**DOKUMENTAUSZUG:**
----

Die französischsprachige Schweiz weist ebenfalls einen diversifizierten Pressemarkt auf, allerdings vereint dieser «nur» 12 Abonnements-, 1 Boulevard-, 2 Gratis- sowie 2 Sonntagszeitungen und Magazine. Obwohl also der französischsprachige Pressemarkt nur knapp ein Drittel der Titel des deutschschweizerischen Pressemarktes umfasst, erreichen diese in allen Pressetypen dieselbe Abdeckungsquote hinsichtlich der Bevölkerung. Kleinere Pressemärkte führen daher nicht zu einer schlechteren Abdeckung der Bevölkerung. Auffallend ist die hohe Auflagenzahl der beiden Gratistitel. Die Zahl sinkt 2010, da Le Matin Bleu im Herbst 2009 eingestellt wurde und diese Einstellung einen Leserverlust nach sich zog.

----

**ERWARTETE LEISTUNG:**
Geben Sie aus dem obigen Dokumentauszug den Abschnitt von „Die französischsprachige Schweiz“ bis einschließlich „nach sich zog.“ wortgetreu aus.

**ANGEZEIGTE DATEN:**
----

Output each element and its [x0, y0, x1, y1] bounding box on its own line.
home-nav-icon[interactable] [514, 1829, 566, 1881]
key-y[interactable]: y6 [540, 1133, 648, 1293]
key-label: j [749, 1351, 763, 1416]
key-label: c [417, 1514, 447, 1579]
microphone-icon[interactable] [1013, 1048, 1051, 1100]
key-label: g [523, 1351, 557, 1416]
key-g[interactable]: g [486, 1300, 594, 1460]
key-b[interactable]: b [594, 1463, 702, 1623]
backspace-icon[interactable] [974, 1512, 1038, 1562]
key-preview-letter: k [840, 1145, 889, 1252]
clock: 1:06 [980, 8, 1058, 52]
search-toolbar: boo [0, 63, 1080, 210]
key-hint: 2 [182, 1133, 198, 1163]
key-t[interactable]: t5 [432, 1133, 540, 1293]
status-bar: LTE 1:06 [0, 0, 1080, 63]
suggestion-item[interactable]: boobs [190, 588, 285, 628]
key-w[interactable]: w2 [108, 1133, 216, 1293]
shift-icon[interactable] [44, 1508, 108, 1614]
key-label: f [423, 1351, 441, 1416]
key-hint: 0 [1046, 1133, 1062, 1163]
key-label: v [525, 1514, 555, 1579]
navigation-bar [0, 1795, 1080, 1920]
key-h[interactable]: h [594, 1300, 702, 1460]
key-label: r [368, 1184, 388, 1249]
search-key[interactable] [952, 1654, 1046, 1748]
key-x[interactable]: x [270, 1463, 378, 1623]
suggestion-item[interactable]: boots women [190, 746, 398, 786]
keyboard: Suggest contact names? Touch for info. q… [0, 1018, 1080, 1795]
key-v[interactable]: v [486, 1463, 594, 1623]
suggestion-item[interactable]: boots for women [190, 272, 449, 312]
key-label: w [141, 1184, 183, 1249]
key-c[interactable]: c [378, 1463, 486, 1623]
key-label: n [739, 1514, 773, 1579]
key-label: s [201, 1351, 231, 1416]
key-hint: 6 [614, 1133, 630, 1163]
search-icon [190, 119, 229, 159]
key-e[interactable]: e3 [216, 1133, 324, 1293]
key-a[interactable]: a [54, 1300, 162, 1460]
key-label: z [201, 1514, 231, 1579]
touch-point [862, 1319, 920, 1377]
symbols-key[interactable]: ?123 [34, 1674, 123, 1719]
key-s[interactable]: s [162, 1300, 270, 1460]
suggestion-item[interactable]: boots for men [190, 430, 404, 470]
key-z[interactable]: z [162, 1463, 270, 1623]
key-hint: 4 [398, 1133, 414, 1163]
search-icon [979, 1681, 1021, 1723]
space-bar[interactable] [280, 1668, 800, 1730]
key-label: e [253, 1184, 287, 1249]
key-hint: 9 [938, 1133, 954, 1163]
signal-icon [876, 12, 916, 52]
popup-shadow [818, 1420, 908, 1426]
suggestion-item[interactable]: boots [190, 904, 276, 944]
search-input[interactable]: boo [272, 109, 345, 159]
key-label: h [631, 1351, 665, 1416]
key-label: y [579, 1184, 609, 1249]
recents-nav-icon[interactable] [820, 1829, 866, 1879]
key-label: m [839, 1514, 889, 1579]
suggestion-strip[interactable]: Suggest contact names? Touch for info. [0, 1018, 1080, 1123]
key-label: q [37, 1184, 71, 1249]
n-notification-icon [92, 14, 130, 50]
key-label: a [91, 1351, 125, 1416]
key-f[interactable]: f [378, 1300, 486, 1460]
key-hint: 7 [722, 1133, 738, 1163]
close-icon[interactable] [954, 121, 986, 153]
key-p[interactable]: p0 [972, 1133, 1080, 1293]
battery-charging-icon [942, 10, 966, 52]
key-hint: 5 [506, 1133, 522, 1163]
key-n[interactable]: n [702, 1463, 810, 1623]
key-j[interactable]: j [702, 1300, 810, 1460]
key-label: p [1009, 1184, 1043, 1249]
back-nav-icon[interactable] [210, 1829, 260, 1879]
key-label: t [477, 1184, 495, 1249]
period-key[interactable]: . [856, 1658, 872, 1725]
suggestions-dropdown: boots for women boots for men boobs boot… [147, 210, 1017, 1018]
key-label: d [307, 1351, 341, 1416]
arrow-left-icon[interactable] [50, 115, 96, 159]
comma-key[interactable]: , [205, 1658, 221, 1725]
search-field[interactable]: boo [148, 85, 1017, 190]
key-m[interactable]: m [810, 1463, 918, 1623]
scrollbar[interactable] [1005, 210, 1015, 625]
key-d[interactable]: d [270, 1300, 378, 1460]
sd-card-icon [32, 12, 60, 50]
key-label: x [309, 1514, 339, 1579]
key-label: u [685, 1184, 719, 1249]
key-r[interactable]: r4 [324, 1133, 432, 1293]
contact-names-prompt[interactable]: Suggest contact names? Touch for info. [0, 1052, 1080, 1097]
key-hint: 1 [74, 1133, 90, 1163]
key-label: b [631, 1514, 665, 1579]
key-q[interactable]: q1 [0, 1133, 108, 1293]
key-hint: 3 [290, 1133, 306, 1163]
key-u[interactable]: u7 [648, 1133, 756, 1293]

----

**LÖSUNG DER AUFGABE:**
Die französischsprachige Schweiz weist ebenfalls einen diversifizierten Pressemarkt auf, allerdings vereint dieser «nur» 12 Abonnements-, 1 Boulevard-, 2 Gratis- sowie 2 Sonntagszeitungen und Magazine. Obwohl also der französischsprachige Pressemarkt nur knapp ein Drittel der Titel des deutschschweizerischen Pressemarktes umfasst, erreichen diese in allen Pressetypen dieselbe Abdeckungsquote hinsichtlich der Bevölkerung. Kleinere Pressemärkte führen daher nicht zu einer schlechteren Abdeckung der Bevölkerung. Auffallend ist die hohe Auflagenzahl der beiden Gratistitel. Die Zahl sinkt 2010, da Le Matin Bleu im Herbst 2009 eingestellt wurde und diese Einstellung einen Leserverlust nach sich zog.